*PROBLEM STATEMENT*. Copy the records below exactly as they are written.

*SOURCE RECORDS*.
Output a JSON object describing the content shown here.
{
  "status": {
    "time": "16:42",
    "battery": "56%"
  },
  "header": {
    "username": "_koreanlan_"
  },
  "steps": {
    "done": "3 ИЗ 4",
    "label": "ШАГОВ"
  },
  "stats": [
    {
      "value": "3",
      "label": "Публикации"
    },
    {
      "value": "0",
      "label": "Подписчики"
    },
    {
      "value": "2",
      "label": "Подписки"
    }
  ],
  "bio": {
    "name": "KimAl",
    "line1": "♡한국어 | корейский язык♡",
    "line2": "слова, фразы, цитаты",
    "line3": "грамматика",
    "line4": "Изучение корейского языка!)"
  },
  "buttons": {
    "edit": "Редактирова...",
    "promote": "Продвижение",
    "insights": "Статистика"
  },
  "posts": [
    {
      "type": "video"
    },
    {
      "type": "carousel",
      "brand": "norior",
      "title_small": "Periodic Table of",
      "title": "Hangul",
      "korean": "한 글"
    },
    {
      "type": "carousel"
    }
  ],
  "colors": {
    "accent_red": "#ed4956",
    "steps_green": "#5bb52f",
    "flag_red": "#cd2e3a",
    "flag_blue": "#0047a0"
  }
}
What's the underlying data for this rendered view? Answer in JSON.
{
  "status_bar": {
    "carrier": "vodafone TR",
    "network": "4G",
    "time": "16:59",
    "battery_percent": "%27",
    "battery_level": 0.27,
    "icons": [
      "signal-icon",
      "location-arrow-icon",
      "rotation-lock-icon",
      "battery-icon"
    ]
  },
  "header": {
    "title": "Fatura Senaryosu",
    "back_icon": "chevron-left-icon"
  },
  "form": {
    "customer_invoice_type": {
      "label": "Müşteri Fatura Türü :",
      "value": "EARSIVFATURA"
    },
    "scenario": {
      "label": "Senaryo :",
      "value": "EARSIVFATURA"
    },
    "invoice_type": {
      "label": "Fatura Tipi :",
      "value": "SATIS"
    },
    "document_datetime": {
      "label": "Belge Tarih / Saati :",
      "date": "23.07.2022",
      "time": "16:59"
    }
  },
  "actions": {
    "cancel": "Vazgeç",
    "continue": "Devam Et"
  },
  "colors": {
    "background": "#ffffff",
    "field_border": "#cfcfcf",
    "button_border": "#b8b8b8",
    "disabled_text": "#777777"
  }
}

*IN RESPONSE*.
Output a JSON object describing the content shown here.
{
  "status": {
    "time": "16:42",
    "battery": "56%"
  },
  "header": {
    "username": "_koreanlan_"
  },
  "steps": {
    "done": "3 ИЗ 4",
    "label": "ШАГОВ"
  },
  "stats": [
    {
      "value": "3",
      "label": "Публикации"
    },
    {
      "value": "0",
      "label": "Подписчики"
    },
    {
      "value": "2",
      "label": "Подписки"
    }
  ],
  "bio": {
    "name": "KimAl",
    "line1": "♡한국어 | корейский язык♡",
    "line2": "слова, фразы, цитаты",
    "line3": "грамматика",
    "line4": "Изучение корейского языка!)"
  },
  "buttons": {
    "edit": "Редактирова...",
    "promote": "Продвижение",
    "insights": "Статистика"
  },
  "posts": [
    {
      "type": "video"
    },
    {
      "type": "carousel",
      "brand": "norior",
      "title_small": "Periodic Table of",
      "title": "Hangul",
      "korean": "한 글"
    },
    {
      "type": "carousel"
    }
  ],
  "colors": {
    "accent_red": "#ed4956",
    "steps_green": "#5bb52f",
    "flag_red": "#cd2e3a",
    "flag_blue": "#0047a0"
  }
}
What's the underlying data for this rendered view? Answer in JSON.
{
  "status_bar": {
    "carrier": "vodafone TR",
    "network": "4G",
    "time": "16:59",
    "battery_percent": "%27",
    "battery_level": 0.27,
    "icons": [
      "signal-icon",
      "location-arrow-icon",
      "rotation-lock-icon",
      "battery-icon"
    ]
  },
  "header": {
    "title": "Fatura Senaryosu",
    "back_icon": "chevron-left-icon"
  },
  "form": {
    "customer_invoice_type": {
      "label": "Müşteri Fatura Türü :",
      "value": "EARSIVFATURA"
    },
    "scenario": {
      "label": "Senaryo :",
      "value": "EARSIVFATURA"
    },
    "invoice_type": {
      "label": "Fatura Tipi :",
      "value": "SATIS"
    },
    "document_datetime": {
      "label": "Belge Tarih / Saati :",
      "date": "23.07.2022",
      "time": "16:59"
    }
  },
  "actions": {
    "cancel": "Vazgeç",
    "continue": "Devam Et"
  },
  "colors": {
    "background": "#ffffff",
    "field_border": "#cfcfcf",
    "button_border": "#b8b8b8",
    "disabled_text": "#777777"
  }
}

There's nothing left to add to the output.